▸ **Requirements**
Exactly reproduce the lines that follow.

▸ **Entries**
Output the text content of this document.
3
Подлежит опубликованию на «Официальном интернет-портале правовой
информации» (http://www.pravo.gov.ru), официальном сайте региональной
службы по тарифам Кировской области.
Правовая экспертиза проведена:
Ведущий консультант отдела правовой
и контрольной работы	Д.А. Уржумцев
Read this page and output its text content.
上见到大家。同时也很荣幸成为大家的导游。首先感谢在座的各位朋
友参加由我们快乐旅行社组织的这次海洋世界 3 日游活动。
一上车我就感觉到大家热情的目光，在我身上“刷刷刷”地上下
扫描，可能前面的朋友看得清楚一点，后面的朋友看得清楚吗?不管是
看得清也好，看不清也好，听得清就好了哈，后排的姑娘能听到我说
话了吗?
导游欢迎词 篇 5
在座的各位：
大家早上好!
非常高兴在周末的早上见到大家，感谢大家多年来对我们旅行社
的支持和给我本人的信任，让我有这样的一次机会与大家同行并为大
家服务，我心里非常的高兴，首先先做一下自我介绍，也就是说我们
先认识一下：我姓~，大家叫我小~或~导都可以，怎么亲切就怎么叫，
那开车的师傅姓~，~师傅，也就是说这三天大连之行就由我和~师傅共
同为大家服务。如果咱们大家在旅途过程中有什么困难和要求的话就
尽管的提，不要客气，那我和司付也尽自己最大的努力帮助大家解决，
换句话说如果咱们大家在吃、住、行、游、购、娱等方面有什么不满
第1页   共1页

▸ **Output of the exercise**
Output the text content of this document.
3
Подлежит опубликованию на «Официальном интернет-портале правовой
информации» (http://www.pravo.gov.ru), официальном сайте региональной
службы по тарифам Кировской области.
Правовая экспертиза проведена:
Ведущий консультант отдела правовой
и контрольной работы	Д.А. Уржумцев
Read this page and output its text content.
上见到大家。同时也很荣幸成为大家的导游。首先感谢在座的各位朋
友参加由我们快乐旅行社组织的这次海洋世界 3 日游活动。
一上车我就感觉到大家热情的目光，在我身上“刷刷刷”地上下
扫描，可能前面的朋友看得清楚一点，后面的朋友看得清楚吗?不管是
看得清也好，看不清也好，听得清就好了哈，后排的姑娘能听到我说
话了吗?
导游欢迎词 篇 5
在座的各位：
大家早上好!
非常高兴在周末的早上见到大家，感谢大家多年来对我们旅行社
的支持和给我本人的信任，让我有这样的一次机会与大家同行并为大
家服务，我心里非常的高兴，首先先做一下自我介绍，也就是说我们
先认识一下：我姓~，大家叫我小~或~导都可以，怎么亲切就怎么叫，
那开车的师傅姓~，~师傅，也就是说这三天大连之行就由我和~师傅共
同为大家服务。如果咱们大家在旅途过程中有什么困难和要求的话就
尽管的提，不要客气，那我和司付也尽自己最大的努力帮助大家解决，
换句话说如果咱们大家在吃、住、行、游、购、娱等方面有什么不满
第1页   共1页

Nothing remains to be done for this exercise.